* _WRITTEN REQUEST_
Output all of the data below exactly as given.

--- START MATERIAL SUPPLIED ---

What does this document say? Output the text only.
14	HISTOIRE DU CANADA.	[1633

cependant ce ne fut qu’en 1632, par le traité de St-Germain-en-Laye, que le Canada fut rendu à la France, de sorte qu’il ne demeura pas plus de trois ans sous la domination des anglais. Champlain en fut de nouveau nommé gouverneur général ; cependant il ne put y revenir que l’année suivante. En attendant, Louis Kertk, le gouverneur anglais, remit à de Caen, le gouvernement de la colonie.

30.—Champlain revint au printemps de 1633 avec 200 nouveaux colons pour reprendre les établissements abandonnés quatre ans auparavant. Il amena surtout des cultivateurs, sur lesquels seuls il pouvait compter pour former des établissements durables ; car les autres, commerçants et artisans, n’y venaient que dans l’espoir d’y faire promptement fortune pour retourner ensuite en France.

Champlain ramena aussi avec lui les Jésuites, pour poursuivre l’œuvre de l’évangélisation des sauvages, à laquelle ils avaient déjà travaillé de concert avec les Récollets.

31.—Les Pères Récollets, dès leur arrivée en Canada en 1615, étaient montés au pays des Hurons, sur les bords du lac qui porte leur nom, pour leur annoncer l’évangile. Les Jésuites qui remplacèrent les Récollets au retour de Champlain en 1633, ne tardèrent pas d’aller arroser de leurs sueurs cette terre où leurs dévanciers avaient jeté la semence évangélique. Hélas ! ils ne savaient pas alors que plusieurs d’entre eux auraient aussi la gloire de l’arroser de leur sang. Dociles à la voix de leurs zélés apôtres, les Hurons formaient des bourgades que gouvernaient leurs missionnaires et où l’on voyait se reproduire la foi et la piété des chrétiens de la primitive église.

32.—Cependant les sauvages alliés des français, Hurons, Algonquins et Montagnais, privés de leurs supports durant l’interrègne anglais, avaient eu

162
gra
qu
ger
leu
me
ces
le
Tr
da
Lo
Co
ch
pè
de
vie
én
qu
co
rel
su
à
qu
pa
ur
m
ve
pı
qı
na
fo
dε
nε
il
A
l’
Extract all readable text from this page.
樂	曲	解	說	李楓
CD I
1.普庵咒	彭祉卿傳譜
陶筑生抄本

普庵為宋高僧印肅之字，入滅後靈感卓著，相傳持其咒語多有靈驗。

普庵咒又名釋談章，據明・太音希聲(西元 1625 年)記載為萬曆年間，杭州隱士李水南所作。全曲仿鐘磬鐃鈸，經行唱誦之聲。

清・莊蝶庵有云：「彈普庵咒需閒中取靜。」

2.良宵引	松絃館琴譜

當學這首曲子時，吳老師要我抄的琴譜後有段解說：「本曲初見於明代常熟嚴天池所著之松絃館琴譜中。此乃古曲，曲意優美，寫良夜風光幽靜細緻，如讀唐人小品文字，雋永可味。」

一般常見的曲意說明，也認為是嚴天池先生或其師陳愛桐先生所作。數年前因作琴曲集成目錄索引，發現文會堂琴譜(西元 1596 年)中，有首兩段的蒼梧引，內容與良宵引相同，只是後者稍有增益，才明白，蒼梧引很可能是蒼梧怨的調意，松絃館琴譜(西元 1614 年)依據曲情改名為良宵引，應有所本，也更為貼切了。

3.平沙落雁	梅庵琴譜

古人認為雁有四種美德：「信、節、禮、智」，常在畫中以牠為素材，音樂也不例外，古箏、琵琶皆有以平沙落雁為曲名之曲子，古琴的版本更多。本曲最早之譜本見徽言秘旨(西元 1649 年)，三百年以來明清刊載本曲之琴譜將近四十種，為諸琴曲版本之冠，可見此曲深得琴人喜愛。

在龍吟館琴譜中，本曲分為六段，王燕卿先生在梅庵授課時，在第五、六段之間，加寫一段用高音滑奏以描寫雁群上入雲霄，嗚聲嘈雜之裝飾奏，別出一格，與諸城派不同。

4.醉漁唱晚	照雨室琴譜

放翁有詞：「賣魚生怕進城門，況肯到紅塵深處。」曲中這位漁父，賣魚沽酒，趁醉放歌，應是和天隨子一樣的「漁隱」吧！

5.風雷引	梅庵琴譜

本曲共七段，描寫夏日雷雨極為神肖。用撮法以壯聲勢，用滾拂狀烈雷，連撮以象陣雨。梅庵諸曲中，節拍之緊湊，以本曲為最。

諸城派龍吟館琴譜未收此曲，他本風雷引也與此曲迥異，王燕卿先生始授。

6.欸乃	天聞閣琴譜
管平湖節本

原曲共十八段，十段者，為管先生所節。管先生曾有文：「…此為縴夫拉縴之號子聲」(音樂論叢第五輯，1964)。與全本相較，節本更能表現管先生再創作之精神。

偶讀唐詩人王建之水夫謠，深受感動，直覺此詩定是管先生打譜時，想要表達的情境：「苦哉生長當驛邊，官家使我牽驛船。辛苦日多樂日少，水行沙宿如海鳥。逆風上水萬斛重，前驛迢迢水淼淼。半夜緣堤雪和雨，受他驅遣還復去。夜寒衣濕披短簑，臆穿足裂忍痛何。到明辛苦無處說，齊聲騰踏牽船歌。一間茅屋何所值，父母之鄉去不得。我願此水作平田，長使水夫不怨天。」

--- END MATERIAL SUPPLIED ---

* _ANSWER IN FULL_
What does this document say? Output the text only.
14	HISTOIRE DU CANADA.	[1633

cependant ce ne fut qu’en 1632, par le traité de St-Germain-en-Laye, que le Canada fut rendu à la France, de sorte qu’il ne demeura pas plus de trois ans sous la domination des anglais. Champlain en fut de nouveau nommé gouverneur général ; cependant il ne put y revenir que l’année suivante. En attendant, Louis Kertk, le gouverneur anglais, remit à de Caen, le gouvernement de la colonie.

30.—Champlain revint au printemps de 1633 avec 200 nouveaux colons pour reprendre les établissements abandonnés quatre ans auparavant. Il amena surtout des cultivateurs, sur lesquels seuls il pouvait compter pour former des établissements durables ; car les autres, commerçants et artisans, n’y venaient que dans l’espoir d’y faire promptement fortune pour retourner ensuite en France.

Champlain ramena aussi avec lui les Jésuites, pour poursuivre l’œuvre de l’évangélisation des sauvages, à laquelle ils avaient déjà travaillé de concert avec les Récollets.

31.—Les Pères Récollets, dès leur arrivée en Canada en 1615, étaient montés au pays des Hurons, sur les bords du lac qui porte leur nom, pour leur annoncer l’évangile. Les Jésuites qui remplacèrent les Récollets au retour de Champlain en 1633, ne tardèrent pas d’aller arroser de leurs sueurs cette terre où leurs dévanciers avaient jeté la semence évangélique. Hélas ! ils ne savaient pas alors que plusieurs d’entre eux auraient aussi la gloire de l’arroser de leur sang. Dociles à la voix de leurs zélés apôtres, les Hurons formaient des bourgades que gouvernaient leurs missionnaires et où l’on voyait se reproduire la foi et la piété des chrétiens de la primitive église.

32.—Cependant les sauvages alliés des français, Hurons, Algonquins et Montagnais, privés de leurs supports durant l’interrègne anglais, avaient eu

162
gra
qu
ger
leu
me
ces
le
Tr
da
Lo
Co
ch
pè
de
vie
én
qu
co
rel
su
à
qu
pa
ur
m
ve
pı
qı
na
fo
dε
nε
il
A
l’
Extract all readable text from this page.
樂	曲	解	說	李楓
CD I
1.普庵咒	彭祉卿傳譜
陶筑生抄本

普庵為宋高僧印肅之字，入滅後靈感卓著，相傳持其咒語多有靈驗。

普庵咒又名釋談章，據明・太音希聲(西元 1625 年)記載為萬曆年間，杭州隱士李水南所作。全曲仿鐘磬鐃鈸，經行唱誦之聲。

清・莊蝶庵有云：「彈普庵咒需閒中取靜。」

2.良宵引	松絃館琴譜

當學這首曲子時，吳老師要我抄的琴譜後有段解說：「本曲初見於明代常熟嚴天池所著之松絃館琴譜中。此乃古曲，曲意優美，寫良夜風光幽靜細緻，如讀唐人小品文字，雋永可味。」

一般常見的曲意說明，也認為是嚴天池先生或其師陳愛桐先生所作。數年前因作琴曲集成目錄索引，發現文會堂琴譜(西元 1596 年)中，有首兩段的蒼梧引，內容與良宵引相同，只是後者稍有增益，才明白，蒼梧引很可能是蒼梧怨的調意，松絃館琴譜(西元 1614 年)依據曲情改名為良宵引，應有所本，也更為貼切了。

3.平沙落雁	梅庵琴譜

古人認為雁有四種美德：「信、節、禮、智」，常在畫中以牠為素材，音樂也不例外，古箏、琵琶皆有以平沙落雁為曲名之曲子，古琴的版本更多。本曲最早之譜本見徽言秘旨(西元 1649 年)，三百年以來明清刊載本曲之琴譜將近四十種，為諸琴曲版本之冠，可見此曲深得琴人喜愛。

在龍吟館琴譜中，本曲分為六段，王燕卿先生在梅庵授課時，在第五、六段之間，加寫一段用高音滑奏以描寫雁群上入雲霄，嗚聲嘈雜之裝飾奏，別出一格，與諸城派不同。

4.醉漁唱晚	照雨室琴譜

放翁有詞：「賣魚生怕進城門，況肯到紅塵深處。」曲中這位漁父，賣魚沽酒，趁醉放歌，應是和天隨子一樣的「漁隱」吧！

5.風雷引	梅庵琴譜

本曲共七段，描寫夏日雷雨極為神肖。用撮法以壯聲勢，用滾拂狀烈雷，連撮以象陣雨。梅庵諸曲中，節拍之緊湊，以本曲為最。

諸城派龍吟館琴譜未收此曲，他本風雷引也與此曲迥異，王燕卿先生始授。

6.欸乃	天聞閣琴譜
管平湖節本

原曲共十八段，十段者，為管先生所節。管先生曾有文：「…此為縴夫拉縴之號子聲」(音樂論叢第五輯，1964)。與全本相較，節本更能表現管先生再創作之精神。

偶讀唐詩人王建之水夫謠，深受感動，直覺此詩定是管先生打譜時，想要表達的情境：「苦哉生長當驛邊，官家使我牽驛船。辛苦日多樂日少，水行沙宿如海鳥。逆風上水萬斛重，前驛迢迢水淼淼。半夜緣堤雪和雨，受他驅遣還復去。夜寒衣濕披短簑，臆穿足裂忍痛何。到明辛苦無處說，齊聲騰踏牽船歌。一間茅屋何所值，父母之鄉去不得。我願此水作平田，長使水夫不怨天。」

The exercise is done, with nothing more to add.